# TASK PROMPT
Lines holding the string "JSON" are the ones to copy; find them all in the data.

=-=-=

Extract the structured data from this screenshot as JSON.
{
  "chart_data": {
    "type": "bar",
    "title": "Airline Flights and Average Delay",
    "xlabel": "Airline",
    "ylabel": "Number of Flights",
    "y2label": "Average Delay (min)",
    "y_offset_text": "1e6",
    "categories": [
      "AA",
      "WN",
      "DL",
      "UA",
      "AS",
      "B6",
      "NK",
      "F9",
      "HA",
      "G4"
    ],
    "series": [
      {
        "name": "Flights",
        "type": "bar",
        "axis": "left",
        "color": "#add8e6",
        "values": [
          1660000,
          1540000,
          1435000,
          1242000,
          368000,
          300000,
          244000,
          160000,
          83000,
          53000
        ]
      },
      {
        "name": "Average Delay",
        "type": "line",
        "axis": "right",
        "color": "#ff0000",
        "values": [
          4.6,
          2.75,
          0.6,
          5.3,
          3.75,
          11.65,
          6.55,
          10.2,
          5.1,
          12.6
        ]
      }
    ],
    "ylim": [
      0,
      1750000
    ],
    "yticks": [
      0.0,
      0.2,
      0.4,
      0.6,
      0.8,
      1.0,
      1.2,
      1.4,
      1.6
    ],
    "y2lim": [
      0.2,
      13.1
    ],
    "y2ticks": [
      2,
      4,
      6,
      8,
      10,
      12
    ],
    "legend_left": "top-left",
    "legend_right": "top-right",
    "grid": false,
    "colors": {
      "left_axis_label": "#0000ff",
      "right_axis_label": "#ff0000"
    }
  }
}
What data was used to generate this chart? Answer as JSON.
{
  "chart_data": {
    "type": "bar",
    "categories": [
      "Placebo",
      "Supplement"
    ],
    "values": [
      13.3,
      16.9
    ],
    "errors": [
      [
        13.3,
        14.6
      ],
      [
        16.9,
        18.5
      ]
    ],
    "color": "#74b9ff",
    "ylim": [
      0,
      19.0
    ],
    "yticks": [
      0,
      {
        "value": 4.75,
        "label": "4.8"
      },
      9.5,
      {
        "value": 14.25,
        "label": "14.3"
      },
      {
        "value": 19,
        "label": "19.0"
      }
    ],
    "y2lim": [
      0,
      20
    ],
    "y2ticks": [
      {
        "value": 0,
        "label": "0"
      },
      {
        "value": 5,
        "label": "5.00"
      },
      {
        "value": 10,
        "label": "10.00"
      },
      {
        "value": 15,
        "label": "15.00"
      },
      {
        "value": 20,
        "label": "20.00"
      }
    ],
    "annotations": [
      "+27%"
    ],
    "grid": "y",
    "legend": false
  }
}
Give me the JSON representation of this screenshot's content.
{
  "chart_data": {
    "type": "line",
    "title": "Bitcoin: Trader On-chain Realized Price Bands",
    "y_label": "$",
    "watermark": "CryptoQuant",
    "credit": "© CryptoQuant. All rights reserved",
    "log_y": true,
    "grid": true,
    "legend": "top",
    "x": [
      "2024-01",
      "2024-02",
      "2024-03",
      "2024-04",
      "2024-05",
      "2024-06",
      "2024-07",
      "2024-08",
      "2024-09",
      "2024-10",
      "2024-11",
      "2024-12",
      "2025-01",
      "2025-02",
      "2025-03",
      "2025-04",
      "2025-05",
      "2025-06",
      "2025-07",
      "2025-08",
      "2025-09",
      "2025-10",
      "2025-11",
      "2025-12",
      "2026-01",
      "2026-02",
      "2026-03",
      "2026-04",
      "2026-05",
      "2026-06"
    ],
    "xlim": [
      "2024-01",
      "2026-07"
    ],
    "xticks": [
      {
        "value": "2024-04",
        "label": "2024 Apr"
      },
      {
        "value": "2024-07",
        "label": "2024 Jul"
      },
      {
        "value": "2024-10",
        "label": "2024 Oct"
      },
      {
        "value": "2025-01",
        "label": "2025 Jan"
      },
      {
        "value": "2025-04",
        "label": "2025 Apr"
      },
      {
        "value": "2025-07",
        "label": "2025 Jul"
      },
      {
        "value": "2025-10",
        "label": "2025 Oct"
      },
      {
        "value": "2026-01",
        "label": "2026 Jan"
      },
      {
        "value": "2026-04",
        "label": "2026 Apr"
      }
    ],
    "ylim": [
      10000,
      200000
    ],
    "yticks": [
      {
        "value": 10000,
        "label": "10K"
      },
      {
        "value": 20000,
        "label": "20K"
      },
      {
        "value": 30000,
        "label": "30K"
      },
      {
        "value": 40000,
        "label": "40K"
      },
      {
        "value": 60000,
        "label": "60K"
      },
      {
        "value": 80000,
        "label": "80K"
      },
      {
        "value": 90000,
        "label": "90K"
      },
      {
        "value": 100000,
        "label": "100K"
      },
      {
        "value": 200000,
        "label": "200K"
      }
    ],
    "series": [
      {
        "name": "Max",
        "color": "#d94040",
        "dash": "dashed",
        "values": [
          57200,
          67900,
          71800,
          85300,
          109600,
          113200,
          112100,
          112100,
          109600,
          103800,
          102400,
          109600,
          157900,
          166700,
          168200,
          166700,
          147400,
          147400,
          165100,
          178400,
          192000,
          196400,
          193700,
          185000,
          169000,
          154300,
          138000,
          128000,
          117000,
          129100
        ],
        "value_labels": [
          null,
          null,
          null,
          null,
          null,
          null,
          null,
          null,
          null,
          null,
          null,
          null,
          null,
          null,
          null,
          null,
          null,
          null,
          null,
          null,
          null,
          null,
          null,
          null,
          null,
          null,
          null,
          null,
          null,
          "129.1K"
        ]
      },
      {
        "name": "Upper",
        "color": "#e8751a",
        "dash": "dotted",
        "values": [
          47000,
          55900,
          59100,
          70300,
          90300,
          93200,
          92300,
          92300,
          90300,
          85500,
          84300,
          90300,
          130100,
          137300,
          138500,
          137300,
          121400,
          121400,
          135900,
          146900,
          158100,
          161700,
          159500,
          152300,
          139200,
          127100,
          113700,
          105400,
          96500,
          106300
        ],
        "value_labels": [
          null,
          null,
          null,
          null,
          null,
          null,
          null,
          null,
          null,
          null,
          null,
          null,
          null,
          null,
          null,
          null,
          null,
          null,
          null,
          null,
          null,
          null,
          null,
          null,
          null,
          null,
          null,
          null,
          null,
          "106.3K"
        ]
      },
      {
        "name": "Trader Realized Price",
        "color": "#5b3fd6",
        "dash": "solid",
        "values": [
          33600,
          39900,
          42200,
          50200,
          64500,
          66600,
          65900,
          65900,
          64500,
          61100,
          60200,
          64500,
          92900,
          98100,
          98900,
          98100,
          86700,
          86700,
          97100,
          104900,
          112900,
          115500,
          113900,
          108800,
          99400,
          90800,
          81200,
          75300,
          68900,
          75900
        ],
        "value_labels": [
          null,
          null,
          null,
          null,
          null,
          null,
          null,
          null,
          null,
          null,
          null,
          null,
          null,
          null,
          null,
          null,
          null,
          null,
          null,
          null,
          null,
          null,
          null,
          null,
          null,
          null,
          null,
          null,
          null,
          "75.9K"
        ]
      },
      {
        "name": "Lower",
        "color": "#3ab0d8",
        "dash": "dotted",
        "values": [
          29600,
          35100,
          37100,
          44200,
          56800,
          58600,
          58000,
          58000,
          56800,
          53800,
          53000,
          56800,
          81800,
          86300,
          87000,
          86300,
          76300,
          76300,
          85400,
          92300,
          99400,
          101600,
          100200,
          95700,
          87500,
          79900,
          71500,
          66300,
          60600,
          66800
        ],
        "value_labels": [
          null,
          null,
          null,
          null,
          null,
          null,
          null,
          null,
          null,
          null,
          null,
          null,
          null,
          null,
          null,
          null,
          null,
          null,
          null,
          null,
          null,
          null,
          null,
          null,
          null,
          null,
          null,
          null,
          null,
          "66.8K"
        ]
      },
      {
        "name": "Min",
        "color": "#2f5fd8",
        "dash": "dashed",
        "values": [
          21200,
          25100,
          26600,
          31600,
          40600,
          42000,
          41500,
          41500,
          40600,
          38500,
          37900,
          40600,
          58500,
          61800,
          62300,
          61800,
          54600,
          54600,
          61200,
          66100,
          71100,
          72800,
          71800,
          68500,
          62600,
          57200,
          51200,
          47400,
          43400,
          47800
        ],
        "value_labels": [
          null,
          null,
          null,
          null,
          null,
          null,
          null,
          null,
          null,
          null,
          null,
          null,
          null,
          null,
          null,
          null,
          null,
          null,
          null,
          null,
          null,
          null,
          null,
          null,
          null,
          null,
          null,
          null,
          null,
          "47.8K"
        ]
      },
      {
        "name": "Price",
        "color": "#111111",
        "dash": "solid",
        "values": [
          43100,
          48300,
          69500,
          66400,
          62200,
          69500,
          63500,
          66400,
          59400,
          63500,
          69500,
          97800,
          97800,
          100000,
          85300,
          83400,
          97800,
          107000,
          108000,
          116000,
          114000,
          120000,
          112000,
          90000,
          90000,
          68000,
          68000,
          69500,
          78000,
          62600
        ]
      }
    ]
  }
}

=-=-=

# REPLY TO THE EXERCISE
Extract the structured data from this screenshot as JSON.
What data was used to generate this chart? Answer as JSON.
Give me the JSON representation of this screenshot's content.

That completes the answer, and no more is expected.